_WRITTEN EXERCISE_:
Please find all lines in the data that hold the string "content" and copy them.
======== MATERIAL FOR THE TASK
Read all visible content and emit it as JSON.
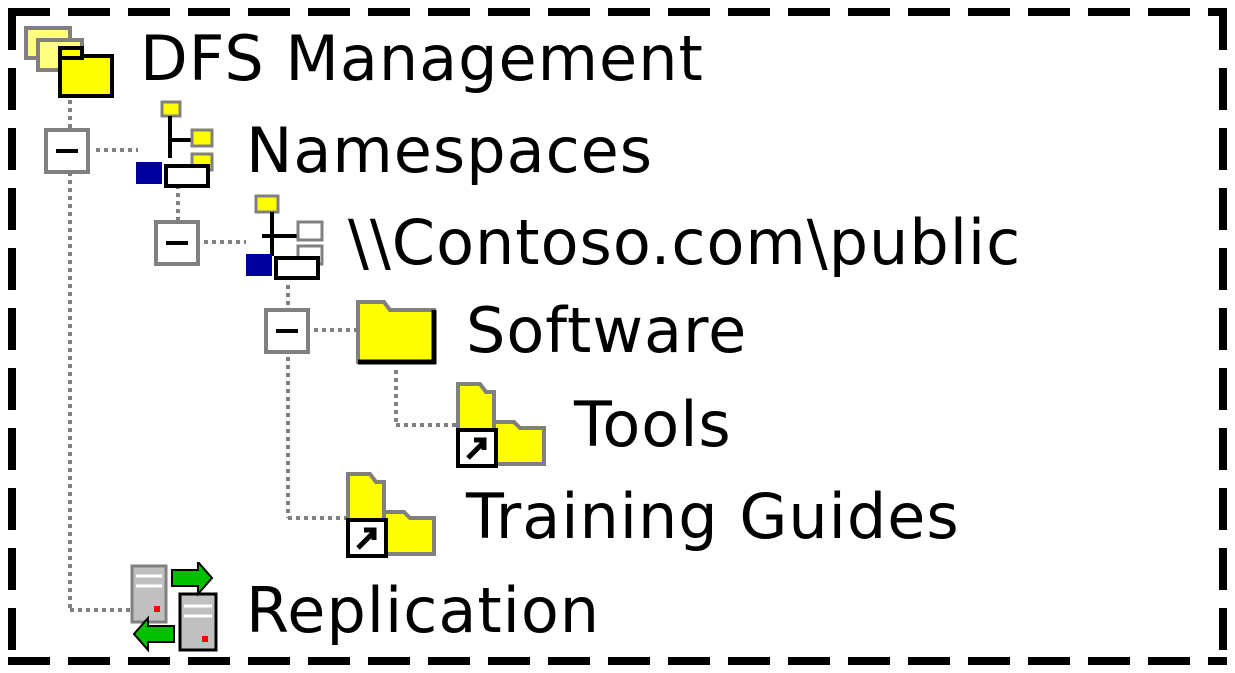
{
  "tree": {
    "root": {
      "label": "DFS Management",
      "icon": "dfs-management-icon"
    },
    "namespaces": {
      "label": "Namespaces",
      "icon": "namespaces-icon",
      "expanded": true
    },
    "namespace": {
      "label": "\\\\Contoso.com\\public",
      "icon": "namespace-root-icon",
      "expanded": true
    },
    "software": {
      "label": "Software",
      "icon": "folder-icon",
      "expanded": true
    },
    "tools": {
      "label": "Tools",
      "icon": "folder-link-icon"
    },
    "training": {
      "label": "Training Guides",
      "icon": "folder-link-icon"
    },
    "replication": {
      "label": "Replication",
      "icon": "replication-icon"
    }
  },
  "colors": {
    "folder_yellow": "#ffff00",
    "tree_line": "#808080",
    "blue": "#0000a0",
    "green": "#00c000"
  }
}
================
======== MATERIAL FOR THE TASK
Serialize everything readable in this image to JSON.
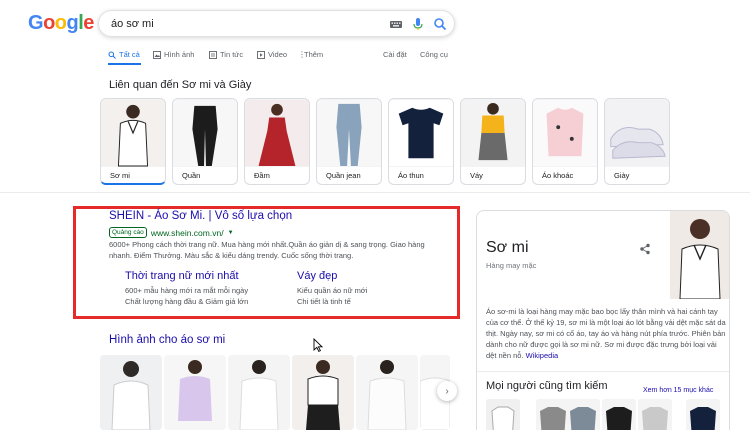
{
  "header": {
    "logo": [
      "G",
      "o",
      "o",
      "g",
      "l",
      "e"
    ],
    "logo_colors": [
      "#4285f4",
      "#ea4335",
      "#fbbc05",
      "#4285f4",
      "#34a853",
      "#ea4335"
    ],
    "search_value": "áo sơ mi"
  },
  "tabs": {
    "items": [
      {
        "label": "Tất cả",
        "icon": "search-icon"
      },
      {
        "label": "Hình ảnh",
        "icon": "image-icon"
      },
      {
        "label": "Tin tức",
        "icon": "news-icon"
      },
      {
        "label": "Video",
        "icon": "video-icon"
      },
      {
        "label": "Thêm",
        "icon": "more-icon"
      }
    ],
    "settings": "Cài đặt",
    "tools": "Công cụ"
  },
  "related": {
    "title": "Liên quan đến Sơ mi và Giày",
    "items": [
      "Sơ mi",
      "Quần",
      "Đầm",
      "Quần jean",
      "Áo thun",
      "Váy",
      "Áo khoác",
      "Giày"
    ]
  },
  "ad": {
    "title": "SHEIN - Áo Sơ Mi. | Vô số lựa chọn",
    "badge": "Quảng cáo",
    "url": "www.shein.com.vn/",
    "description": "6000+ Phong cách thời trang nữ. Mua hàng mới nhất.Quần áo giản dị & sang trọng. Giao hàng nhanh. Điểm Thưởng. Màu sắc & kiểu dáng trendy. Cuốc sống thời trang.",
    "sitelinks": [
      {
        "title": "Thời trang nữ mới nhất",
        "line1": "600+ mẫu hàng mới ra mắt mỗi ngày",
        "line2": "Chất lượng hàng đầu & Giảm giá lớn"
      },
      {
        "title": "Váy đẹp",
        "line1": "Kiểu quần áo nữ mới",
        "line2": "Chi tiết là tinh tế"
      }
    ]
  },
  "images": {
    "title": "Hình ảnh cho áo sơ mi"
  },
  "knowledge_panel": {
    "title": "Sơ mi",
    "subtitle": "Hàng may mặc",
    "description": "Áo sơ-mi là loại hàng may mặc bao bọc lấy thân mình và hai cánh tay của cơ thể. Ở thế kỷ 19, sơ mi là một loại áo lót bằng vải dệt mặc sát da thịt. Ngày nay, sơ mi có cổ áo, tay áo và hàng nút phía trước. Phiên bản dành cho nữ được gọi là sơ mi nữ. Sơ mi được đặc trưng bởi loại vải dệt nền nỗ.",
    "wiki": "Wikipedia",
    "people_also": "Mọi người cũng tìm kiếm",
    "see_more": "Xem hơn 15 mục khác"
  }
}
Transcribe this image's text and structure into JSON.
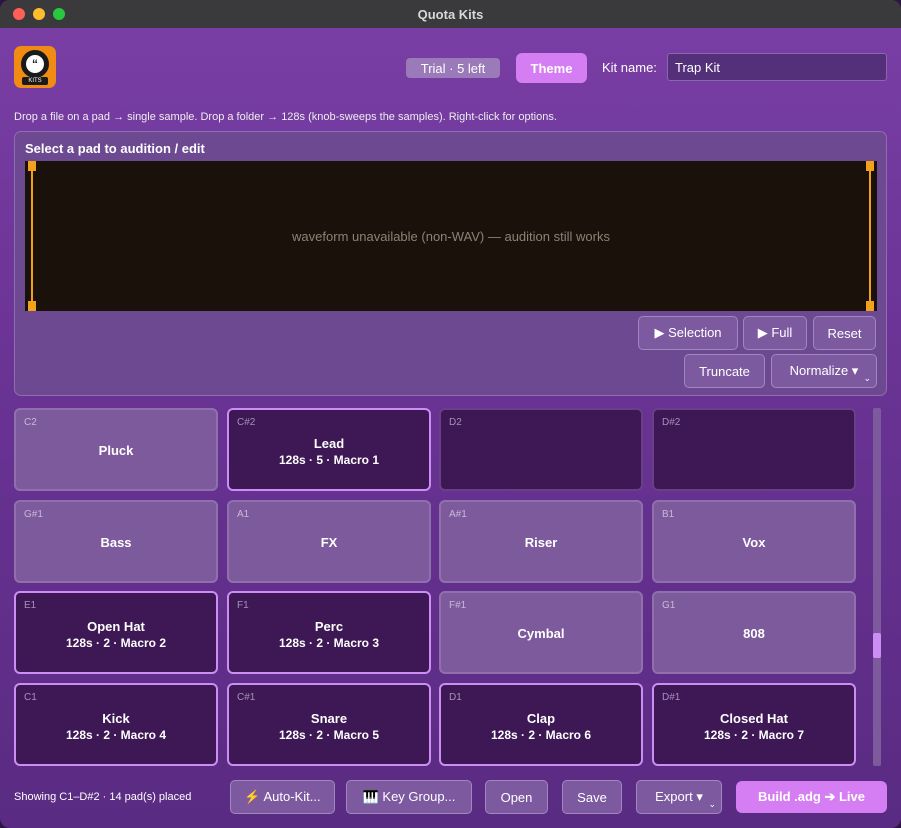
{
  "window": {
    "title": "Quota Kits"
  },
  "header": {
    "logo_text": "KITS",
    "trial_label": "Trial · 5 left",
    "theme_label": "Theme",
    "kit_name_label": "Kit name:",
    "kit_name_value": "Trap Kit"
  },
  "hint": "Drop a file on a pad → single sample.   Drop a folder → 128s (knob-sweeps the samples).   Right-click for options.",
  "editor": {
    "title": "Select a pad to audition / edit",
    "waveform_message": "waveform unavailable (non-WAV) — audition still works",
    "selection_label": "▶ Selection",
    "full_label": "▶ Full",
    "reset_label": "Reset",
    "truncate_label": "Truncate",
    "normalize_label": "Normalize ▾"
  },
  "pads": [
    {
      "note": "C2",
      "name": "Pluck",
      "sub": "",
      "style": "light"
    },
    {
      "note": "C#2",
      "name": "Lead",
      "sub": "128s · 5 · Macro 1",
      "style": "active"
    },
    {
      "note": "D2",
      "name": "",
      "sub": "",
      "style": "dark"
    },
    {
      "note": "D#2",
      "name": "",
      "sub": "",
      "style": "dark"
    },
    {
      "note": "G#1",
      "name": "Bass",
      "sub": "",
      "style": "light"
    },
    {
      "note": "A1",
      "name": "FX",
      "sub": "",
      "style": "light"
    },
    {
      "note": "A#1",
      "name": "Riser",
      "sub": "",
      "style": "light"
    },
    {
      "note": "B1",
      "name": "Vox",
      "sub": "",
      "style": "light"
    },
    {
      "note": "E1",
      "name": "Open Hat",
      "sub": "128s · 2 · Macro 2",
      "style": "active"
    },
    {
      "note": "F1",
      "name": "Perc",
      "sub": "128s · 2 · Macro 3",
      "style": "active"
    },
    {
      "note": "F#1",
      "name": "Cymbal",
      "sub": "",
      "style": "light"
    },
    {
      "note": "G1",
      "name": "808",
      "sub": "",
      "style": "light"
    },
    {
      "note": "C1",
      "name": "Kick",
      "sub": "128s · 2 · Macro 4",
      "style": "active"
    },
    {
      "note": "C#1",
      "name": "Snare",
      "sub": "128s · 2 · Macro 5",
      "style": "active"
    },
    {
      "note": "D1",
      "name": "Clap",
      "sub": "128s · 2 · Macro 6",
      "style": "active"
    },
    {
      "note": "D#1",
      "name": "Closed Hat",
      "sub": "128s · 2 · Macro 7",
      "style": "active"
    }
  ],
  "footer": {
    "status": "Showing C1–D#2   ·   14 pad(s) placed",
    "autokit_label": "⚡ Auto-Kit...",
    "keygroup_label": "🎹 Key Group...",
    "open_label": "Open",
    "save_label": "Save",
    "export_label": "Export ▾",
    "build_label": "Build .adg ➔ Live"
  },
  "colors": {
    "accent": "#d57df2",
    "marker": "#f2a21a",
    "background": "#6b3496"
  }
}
================
======== MATERIAL FOR THE TASK
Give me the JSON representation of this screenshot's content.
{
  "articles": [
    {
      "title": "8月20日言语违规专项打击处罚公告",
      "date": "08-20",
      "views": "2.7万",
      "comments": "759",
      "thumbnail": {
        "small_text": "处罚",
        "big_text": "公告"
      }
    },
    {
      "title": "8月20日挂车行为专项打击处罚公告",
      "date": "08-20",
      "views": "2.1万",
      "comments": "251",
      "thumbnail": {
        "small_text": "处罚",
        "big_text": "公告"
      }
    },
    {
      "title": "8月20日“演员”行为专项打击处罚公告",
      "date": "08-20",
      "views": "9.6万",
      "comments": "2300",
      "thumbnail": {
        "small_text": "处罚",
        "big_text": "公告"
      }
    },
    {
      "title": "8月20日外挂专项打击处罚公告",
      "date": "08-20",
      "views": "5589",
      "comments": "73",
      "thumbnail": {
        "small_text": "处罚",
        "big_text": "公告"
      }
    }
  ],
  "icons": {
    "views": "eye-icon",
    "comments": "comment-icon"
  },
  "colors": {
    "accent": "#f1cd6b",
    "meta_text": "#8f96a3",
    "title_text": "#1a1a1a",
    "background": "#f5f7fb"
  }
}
================
_ANSWER TO THE PROBLEM_:
Read all visible content and emit it as JSON.
Give me the JSON representation of this screenshot's content.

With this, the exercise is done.